**Written task:** Search the data below for the word "rmse" and copy each line that holds it.

**** Extracted entries ****

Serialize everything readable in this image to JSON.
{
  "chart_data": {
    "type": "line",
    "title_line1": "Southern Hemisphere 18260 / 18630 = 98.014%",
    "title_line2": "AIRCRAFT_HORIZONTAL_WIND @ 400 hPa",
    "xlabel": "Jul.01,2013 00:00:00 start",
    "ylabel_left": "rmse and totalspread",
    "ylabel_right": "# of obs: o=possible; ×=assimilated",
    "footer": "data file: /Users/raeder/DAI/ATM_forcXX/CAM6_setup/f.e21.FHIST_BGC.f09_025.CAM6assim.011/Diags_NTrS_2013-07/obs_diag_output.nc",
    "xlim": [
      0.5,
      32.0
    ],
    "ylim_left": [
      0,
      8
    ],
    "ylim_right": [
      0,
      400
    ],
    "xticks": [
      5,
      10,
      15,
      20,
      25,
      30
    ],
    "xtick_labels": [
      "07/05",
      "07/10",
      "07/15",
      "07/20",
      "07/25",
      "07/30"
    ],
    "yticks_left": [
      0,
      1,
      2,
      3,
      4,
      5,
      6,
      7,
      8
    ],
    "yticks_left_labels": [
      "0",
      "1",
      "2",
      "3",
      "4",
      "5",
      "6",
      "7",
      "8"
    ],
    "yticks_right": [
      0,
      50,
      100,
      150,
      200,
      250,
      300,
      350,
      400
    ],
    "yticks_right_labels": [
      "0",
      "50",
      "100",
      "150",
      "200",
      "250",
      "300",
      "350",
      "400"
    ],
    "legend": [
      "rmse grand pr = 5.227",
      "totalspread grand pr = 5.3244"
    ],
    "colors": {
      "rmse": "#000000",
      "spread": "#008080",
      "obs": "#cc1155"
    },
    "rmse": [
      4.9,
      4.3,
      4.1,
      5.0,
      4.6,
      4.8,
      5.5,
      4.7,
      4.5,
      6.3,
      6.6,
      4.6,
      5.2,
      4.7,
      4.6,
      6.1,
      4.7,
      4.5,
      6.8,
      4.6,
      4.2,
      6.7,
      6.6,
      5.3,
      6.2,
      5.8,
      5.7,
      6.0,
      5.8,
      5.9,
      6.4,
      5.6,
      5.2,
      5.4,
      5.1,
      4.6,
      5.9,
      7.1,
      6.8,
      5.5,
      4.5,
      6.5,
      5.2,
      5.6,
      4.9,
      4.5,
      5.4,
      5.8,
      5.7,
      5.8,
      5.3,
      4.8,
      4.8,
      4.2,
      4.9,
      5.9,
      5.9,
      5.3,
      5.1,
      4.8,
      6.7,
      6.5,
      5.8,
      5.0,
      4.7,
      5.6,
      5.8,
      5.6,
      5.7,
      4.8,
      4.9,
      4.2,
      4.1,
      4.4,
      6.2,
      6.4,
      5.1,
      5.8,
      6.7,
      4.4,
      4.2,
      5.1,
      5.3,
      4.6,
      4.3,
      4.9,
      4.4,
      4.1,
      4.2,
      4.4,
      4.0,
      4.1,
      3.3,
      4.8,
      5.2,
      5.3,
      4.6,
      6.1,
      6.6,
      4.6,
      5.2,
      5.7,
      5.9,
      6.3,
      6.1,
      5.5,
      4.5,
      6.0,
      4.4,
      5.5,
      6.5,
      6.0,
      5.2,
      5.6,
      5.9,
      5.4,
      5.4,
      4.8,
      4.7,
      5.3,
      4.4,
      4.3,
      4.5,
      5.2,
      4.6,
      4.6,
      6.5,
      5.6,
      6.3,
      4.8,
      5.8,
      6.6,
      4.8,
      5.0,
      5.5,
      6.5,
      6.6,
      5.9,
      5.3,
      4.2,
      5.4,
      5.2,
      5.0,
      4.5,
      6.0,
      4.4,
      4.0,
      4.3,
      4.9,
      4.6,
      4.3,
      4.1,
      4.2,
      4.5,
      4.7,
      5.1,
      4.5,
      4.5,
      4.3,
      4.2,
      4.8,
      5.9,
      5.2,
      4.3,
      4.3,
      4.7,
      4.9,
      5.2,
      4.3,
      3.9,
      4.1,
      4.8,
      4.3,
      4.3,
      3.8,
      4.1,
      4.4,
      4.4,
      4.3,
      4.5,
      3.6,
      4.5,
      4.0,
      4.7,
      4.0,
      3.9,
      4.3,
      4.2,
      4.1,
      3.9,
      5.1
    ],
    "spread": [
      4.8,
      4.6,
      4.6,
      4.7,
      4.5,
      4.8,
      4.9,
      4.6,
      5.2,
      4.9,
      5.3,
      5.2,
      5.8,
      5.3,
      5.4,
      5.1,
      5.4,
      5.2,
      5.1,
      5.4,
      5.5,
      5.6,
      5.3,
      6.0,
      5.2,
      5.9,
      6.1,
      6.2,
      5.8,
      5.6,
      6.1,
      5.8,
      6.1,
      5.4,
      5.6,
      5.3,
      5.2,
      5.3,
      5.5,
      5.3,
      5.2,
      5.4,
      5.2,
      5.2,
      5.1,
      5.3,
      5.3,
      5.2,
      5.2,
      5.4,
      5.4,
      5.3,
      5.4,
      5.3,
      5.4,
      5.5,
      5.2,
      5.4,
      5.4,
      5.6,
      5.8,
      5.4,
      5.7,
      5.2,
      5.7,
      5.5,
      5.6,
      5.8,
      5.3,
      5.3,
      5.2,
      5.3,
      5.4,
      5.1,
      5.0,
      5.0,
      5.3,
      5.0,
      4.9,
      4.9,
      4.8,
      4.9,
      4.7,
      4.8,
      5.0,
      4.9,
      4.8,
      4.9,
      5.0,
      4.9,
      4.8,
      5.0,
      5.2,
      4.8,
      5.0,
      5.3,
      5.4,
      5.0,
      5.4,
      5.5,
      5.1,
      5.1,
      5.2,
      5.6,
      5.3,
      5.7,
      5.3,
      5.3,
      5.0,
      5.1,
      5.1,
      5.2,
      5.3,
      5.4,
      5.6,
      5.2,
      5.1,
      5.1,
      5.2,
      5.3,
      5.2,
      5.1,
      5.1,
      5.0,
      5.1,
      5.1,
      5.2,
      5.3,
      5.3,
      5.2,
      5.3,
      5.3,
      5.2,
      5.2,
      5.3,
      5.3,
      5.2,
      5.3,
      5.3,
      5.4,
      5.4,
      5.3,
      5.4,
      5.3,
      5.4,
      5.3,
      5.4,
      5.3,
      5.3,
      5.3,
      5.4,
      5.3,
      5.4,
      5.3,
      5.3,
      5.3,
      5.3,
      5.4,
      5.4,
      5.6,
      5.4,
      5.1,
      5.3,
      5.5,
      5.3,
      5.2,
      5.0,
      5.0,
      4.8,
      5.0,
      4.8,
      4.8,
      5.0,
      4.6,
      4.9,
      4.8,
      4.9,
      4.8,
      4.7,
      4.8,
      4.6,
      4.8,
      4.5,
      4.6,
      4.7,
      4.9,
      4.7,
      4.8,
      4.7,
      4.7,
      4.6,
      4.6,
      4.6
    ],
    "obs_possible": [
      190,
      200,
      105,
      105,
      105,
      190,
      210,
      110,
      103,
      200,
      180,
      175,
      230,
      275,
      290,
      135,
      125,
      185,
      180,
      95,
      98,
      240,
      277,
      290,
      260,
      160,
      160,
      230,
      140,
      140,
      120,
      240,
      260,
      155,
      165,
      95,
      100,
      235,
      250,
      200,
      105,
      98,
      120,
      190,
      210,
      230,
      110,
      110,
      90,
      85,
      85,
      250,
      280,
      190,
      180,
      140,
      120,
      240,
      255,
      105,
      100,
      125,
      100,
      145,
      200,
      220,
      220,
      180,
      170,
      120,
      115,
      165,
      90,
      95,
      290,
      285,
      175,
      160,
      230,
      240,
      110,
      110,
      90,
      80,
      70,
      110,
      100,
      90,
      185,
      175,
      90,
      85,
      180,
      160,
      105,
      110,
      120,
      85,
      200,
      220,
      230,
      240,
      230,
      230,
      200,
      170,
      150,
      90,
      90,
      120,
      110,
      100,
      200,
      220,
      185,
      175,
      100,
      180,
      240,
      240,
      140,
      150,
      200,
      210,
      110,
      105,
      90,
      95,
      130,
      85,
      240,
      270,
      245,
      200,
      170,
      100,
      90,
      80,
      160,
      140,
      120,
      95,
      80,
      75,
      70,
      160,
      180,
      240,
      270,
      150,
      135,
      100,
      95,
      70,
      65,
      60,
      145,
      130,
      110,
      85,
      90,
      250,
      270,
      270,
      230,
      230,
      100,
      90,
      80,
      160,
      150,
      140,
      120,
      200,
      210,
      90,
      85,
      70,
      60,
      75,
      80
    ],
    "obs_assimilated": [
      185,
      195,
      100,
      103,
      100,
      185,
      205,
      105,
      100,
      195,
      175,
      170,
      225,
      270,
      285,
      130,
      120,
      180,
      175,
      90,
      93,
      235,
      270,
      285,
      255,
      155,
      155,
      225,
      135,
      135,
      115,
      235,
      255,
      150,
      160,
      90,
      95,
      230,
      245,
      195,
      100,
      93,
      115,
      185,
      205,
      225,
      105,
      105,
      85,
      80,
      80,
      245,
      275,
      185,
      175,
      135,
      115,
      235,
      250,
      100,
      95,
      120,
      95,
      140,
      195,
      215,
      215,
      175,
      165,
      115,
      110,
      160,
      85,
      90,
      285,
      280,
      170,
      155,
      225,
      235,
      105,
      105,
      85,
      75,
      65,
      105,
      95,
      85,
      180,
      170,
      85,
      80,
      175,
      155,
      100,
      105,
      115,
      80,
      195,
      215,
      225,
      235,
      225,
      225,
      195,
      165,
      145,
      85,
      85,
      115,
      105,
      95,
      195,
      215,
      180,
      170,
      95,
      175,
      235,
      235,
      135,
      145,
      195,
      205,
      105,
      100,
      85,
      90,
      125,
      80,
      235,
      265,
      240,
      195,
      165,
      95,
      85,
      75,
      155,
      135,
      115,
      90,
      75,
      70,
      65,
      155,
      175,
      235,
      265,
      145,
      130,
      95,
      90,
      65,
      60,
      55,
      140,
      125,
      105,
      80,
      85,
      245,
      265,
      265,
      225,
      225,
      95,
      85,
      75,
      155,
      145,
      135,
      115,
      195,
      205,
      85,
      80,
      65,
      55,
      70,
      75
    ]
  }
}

****

**Solution to this task:**
    "ylabel_left": "rmse and totalspread",
      "rmse grand pr = 5.227",
      "rmse": "#000000",
    "rmse": [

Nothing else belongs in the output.